= Required work =
Filter the listing and keep only the lines with the word "value".

┌─ Given entries

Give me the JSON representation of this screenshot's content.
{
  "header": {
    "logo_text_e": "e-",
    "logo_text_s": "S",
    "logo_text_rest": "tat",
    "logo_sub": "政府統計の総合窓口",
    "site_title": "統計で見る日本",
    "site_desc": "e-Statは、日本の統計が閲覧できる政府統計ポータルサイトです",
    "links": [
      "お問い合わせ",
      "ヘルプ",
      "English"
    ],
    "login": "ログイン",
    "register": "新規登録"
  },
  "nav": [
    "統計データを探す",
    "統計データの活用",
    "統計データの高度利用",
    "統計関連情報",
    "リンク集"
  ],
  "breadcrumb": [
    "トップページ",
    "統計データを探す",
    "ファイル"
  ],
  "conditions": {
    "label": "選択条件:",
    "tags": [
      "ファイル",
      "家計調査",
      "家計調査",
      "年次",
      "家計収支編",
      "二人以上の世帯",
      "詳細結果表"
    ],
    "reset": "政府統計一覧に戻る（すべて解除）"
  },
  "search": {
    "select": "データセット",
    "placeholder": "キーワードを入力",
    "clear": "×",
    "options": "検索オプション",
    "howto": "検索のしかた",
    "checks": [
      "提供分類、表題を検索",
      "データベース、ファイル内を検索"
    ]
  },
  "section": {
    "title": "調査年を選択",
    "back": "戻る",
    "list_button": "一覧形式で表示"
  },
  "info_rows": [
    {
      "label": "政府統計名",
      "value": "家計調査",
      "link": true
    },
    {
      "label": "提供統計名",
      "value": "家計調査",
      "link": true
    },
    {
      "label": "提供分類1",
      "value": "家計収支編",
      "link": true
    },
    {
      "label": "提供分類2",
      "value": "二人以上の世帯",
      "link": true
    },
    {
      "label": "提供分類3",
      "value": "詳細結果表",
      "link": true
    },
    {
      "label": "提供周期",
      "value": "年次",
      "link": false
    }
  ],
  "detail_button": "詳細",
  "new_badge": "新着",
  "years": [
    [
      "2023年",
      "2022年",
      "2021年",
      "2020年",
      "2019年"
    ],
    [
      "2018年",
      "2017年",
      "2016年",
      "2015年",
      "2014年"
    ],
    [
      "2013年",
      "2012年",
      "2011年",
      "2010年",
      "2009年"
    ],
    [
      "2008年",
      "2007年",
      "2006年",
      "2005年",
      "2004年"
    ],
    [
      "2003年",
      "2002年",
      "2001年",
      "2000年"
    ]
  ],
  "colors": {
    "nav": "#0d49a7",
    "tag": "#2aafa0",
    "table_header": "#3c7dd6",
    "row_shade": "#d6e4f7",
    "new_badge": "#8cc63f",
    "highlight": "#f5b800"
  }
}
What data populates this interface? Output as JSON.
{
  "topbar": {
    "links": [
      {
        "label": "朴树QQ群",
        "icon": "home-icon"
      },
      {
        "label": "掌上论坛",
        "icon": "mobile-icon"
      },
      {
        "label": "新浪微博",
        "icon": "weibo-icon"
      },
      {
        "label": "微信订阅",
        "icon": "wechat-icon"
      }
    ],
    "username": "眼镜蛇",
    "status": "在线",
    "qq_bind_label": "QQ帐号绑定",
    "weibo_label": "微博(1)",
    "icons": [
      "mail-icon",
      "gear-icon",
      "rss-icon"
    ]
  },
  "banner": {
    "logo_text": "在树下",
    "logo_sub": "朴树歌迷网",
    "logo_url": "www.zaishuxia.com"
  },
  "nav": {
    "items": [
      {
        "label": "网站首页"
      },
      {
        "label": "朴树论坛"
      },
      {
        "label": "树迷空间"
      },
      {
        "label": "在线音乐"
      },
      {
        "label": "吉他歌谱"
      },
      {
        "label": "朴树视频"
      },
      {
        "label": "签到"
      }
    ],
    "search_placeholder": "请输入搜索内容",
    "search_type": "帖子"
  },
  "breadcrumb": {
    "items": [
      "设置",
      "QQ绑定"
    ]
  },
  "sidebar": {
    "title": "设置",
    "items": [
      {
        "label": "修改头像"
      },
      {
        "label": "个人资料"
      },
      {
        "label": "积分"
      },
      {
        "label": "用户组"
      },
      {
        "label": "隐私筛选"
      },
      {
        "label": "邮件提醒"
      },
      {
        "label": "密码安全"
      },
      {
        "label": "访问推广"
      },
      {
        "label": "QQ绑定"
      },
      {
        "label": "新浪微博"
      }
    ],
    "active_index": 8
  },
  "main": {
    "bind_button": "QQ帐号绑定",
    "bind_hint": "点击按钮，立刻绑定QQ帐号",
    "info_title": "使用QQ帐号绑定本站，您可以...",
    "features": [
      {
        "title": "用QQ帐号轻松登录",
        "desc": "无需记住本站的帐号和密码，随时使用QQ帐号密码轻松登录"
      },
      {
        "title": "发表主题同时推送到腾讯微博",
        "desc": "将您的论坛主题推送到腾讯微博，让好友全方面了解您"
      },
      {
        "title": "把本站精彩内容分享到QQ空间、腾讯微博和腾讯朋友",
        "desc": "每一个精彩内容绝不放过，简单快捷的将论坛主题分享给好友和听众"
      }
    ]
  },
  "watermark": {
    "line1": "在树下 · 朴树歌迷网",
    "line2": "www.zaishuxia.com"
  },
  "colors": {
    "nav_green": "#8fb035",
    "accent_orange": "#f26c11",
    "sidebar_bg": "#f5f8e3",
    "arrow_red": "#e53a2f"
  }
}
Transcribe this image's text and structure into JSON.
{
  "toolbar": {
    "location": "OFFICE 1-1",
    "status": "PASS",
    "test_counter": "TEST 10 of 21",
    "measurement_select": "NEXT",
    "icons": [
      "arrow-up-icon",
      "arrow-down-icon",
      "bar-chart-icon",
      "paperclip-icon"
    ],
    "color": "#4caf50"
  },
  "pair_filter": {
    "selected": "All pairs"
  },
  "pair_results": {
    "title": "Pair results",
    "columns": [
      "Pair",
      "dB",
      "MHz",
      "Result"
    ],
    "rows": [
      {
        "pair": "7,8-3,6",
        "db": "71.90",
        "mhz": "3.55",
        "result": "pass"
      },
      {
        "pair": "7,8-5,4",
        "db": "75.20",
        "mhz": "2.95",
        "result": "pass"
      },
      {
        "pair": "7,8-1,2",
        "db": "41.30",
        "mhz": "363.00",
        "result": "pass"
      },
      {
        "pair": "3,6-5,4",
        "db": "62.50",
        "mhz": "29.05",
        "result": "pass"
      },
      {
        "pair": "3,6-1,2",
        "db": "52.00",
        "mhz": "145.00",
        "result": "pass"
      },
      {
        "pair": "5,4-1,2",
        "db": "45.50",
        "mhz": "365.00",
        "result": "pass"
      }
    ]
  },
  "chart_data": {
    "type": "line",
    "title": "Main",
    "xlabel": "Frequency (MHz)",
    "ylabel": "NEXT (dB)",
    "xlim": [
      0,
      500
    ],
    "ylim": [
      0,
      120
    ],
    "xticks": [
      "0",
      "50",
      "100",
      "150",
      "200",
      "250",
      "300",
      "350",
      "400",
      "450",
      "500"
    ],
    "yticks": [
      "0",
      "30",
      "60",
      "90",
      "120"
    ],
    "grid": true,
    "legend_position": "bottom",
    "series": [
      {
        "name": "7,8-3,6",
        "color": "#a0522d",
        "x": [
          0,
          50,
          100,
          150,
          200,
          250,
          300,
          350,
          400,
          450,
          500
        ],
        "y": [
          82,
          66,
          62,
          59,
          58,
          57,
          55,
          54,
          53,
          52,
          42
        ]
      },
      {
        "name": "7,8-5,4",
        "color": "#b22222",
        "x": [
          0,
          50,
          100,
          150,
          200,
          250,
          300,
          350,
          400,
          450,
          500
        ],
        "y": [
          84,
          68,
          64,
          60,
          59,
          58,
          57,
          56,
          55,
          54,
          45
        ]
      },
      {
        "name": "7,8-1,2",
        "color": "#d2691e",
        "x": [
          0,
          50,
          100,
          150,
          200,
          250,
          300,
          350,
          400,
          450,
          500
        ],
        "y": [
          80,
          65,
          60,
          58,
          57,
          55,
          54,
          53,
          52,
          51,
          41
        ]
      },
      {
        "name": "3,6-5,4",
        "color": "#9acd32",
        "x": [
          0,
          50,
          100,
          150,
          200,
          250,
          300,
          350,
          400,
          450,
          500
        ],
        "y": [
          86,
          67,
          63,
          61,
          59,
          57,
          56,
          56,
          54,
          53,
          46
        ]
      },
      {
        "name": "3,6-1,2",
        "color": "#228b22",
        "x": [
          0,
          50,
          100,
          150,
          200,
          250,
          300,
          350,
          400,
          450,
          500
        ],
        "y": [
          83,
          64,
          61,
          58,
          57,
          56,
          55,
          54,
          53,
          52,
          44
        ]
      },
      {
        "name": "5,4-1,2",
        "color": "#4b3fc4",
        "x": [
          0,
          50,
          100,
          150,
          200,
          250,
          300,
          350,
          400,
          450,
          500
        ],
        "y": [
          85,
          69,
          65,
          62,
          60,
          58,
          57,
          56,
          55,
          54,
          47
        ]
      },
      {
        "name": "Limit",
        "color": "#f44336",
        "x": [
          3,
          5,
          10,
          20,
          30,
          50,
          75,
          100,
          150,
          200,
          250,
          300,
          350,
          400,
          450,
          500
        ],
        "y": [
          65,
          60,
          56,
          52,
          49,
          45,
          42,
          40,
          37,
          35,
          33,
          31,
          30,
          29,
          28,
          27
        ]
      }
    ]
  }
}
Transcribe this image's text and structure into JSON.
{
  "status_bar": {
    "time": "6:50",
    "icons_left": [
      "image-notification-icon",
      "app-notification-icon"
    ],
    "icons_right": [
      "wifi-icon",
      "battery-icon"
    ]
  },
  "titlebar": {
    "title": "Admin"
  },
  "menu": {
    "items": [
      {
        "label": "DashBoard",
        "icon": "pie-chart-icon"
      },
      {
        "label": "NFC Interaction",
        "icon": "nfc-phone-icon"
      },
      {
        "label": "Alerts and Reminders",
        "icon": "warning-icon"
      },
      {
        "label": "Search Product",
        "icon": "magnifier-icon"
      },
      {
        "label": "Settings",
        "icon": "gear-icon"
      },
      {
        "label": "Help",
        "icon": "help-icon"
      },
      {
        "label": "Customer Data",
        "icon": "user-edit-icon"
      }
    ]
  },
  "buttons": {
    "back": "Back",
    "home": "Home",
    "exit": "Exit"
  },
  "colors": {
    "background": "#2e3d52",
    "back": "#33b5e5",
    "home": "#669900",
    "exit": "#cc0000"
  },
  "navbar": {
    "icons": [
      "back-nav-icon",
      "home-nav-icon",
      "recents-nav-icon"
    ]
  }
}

└─

= Expected output =
      "value": "家計調査",
      "value": "家計調査",
      "value": "家計収支編",
      "value": "二人以上の世帯",
      "value": "詳細結果表",
      "value": "年次",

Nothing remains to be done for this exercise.